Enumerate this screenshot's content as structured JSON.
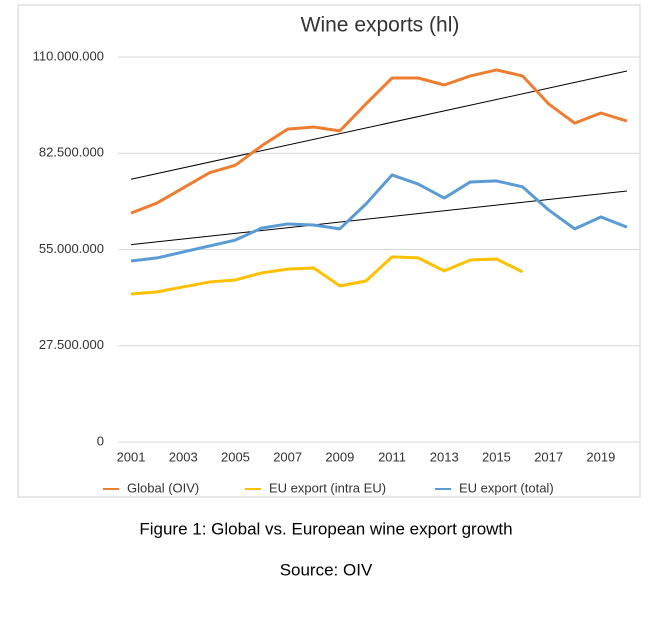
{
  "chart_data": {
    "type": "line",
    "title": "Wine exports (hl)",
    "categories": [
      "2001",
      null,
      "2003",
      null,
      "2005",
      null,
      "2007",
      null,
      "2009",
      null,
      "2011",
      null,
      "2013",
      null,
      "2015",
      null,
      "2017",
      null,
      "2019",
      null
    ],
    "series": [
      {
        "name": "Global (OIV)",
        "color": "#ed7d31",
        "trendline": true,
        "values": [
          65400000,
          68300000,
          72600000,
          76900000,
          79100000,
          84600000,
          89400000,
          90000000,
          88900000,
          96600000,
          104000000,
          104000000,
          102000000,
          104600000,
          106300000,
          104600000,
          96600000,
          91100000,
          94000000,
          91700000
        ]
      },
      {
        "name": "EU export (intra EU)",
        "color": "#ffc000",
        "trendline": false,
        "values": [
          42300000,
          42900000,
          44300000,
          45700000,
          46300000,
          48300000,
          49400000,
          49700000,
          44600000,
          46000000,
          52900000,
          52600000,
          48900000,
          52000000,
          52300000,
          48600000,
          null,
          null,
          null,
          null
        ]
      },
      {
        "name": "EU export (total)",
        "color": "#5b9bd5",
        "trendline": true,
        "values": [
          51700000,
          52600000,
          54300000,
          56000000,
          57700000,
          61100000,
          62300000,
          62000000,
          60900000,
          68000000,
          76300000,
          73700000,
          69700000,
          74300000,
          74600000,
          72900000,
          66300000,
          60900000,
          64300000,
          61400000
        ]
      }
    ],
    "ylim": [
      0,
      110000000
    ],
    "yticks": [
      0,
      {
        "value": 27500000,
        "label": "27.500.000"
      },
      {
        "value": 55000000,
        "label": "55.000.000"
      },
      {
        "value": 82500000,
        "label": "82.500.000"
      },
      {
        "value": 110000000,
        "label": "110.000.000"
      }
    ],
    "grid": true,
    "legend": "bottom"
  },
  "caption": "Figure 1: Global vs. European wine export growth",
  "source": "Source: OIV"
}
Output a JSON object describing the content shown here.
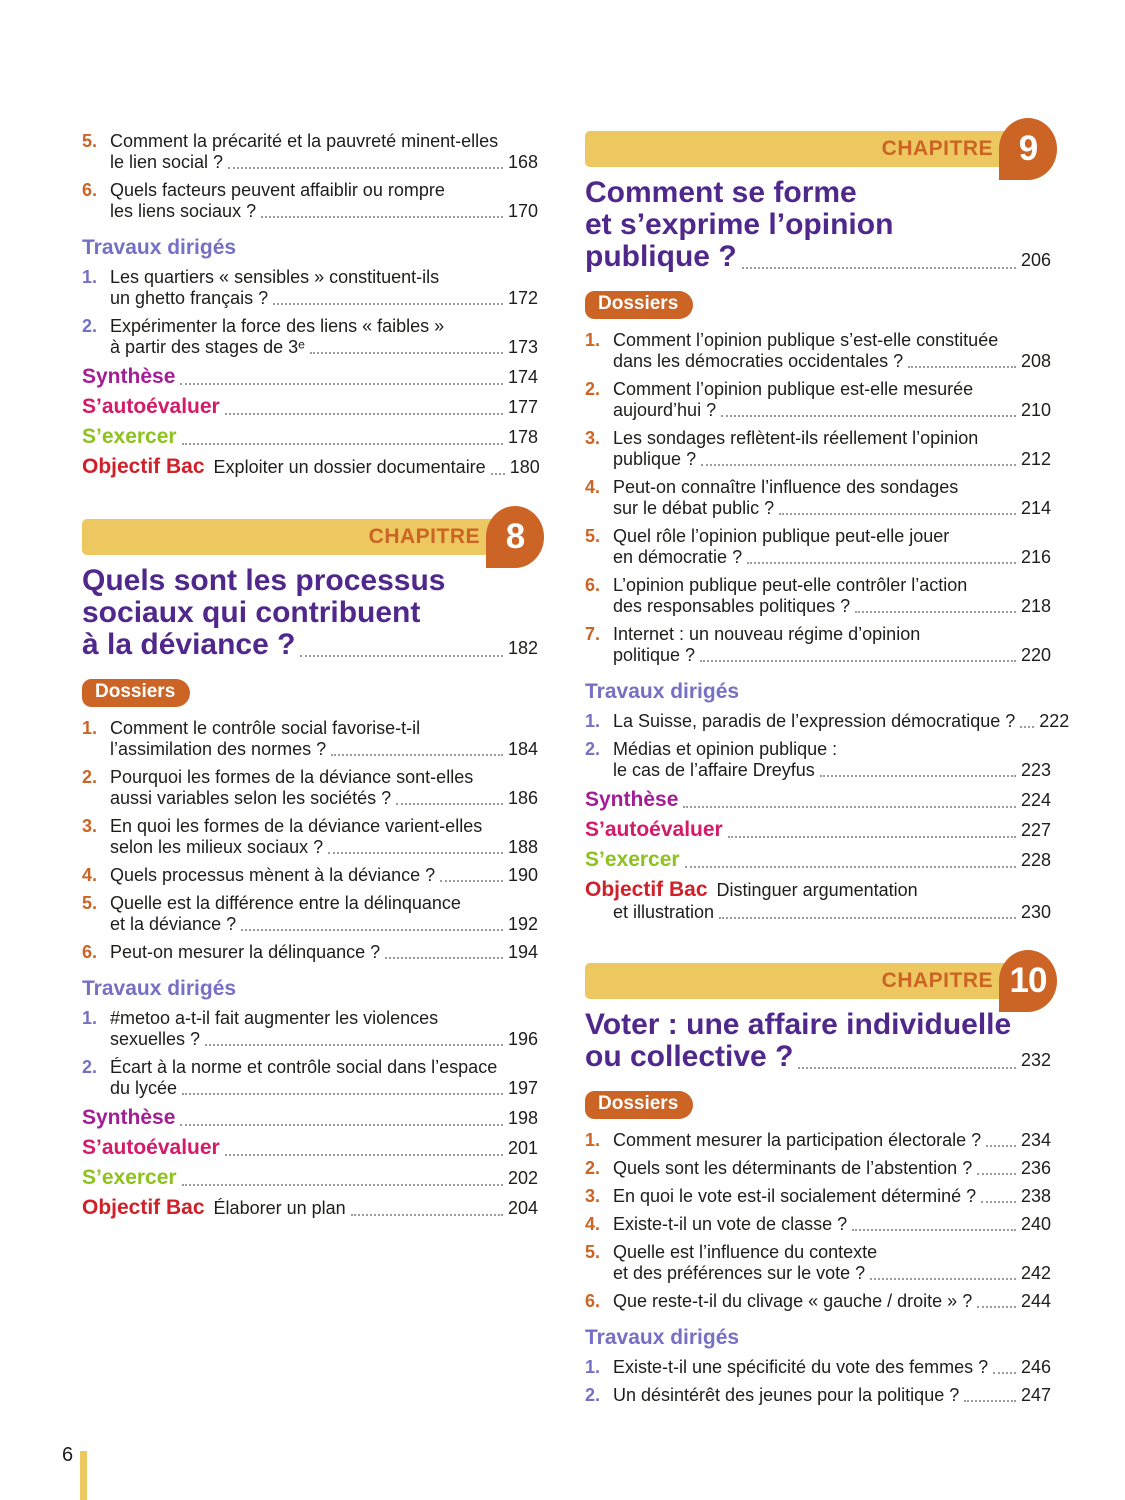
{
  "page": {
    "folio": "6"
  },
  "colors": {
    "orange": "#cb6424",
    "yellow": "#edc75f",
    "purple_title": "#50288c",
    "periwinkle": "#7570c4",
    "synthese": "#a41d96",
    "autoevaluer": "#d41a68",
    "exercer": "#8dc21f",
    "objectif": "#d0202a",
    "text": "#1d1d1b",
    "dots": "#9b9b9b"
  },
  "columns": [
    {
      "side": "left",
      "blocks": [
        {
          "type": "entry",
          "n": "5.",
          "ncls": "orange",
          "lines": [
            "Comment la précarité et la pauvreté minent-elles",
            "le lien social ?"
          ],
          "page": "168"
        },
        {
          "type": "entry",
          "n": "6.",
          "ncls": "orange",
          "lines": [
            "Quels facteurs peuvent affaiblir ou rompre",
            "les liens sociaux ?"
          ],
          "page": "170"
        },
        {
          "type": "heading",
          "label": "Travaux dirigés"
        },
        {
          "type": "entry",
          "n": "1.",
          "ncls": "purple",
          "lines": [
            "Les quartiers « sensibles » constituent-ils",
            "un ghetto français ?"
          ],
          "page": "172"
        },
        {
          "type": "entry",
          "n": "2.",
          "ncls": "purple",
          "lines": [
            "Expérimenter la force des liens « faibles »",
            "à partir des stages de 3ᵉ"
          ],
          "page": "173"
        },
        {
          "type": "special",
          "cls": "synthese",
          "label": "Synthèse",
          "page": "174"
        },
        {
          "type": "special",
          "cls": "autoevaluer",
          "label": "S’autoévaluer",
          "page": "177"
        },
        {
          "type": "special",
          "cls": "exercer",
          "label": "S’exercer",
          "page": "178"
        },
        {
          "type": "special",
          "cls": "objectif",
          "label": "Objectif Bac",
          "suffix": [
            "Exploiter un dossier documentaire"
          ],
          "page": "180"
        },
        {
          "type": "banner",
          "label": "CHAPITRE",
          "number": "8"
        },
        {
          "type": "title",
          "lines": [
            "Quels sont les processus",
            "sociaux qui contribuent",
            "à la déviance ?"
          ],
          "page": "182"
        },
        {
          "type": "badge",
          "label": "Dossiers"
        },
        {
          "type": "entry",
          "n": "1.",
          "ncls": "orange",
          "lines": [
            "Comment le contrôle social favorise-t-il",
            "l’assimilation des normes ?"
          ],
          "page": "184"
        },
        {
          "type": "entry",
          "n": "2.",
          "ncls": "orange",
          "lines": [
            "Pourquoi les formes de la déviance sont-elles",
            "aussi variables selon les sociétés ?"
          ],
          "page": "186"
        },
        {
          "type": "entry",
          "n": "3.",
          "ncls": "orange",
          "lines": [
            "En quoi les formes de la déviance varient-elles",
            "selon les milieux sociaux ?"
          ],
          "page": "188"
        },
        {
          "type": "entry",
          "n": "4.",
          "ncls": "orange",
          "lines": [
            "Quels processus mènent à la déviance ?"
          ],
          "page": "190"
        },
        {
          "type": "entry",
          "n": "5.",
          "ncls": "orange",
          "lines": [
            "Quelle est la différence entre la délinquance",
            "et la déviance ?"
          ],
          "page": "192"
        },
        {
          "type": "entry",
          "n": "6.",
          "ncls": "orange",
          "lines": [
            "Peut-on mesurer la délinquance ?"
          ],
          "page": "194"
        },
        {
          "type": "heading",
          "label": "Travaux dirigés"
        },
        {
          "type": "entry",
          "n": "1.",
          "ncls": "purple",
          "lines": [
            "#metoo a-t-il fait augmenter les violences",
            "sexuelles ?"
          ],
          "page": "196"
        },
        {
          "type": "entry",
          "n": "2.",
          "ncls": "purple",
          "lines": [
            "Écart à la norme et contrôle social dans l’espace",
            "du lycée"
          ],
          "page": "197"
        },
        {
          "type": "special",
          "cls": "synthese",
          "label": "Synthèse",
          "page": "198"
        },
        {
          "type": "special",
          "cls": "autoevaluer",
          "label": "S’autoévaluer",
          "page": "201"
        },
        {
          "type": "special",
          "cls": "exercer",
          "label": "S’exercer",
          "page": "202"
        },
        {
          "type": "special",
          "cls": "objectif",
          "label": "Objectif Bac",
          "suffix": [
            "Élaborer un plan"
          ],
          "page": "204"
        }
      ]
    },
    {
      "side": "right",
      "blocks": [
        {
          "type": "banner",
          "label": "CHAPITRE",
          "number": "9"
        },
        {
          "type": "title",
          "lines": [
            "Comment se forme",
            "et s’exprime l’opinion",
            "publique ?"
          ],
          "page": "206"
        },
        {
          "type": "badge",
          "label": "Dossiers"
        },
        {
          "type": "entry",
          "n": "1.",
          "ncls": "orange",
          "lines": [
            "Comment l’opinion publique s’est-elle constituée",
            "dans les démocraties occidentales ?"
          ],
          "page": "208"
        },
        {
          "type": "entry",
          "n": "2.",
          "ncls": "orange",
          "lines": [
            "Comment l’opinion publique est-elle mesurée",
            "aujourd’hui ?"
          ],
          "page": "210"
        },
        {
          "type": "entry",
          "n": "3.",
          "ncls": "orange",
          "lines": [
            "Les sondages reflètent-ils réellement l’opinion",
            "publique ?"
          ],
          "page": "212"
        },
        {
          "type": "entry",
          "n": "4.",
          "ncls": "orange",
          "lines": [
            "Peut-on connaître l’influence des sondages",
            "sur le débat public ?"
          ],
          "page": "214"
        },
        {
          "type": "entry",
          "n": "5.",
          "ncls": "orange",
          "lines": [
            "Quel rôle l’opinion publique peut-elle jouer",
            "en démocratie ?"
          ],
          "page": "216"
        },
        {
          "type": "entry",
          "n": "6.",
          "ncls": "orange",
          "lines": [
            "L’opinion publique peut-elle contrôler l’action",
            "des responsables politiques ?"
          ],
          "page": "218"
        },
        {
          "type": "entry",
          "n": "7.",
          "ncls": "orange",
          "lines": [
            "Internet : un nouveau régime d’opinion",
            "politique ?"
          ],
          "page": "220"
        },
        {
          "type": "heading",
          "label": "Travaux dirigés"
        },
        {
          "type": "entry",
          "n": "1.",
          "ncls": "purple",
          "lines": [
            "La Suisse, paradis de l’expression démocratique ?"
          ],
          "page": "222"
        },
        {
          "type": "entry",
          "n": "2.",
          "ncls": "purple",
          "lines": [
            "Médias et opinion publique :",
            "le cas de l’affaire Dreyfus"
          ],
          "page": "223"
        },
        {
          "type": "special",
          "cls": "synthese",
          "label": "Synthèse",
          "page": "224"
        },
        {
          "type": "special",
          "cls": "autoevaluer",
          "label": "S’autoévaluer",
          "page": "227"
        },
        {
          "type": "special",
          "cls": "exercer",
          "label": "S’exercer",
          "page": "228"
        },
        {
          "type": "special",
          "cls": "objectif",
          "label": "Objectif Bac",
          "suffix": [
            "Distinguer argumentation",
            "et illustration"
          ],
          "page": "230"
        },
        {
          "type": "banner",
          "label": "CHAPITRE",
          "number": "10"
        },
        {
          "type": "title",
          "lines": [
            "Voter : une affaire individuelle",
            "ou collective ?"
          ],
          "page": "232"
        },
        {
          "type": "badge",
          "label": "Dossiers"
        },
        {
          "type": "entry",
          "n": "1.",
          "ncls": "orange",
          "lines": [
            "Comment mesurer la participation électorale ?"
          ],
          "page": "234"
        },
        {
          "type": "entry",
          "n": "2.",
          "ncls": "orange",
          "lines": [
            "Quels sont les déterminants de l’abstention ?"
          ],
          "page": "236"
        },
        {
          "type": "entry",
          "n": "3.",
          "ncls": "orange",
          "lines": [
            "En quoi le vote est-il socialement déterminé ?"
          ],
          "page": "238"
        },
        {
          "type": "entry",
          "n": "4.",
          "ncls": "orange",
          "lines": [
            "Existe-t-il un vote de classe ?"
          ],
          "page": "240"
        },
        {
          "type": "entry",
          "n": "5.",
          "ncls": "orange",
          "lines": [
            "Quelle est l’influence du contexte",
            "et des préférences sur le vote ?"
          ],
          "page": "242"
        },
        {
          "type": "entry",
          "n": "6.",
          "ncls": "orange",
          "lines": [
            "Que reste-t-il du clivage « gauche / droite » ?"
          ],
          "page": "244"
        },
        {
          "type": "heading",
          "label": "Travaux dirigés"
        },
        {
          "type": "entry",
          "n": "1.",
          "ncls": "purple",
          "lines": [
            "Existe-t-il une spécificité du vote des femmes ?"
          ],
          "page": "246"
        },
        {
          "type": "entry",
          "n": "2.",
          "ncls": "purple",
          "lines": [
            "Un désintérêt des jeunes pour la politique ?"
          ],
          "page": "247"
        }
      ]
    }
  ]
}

» Task prompt
Select and copy every line of the material that holds the string "Quels".

» Task response
            "Quels facteurs peuvent affaiblir ou rompre",
            "Quels sont les processus",
            "Quels processus mènent à la déviance ?"
            "Quels sont les déterminants de l’abstention ?"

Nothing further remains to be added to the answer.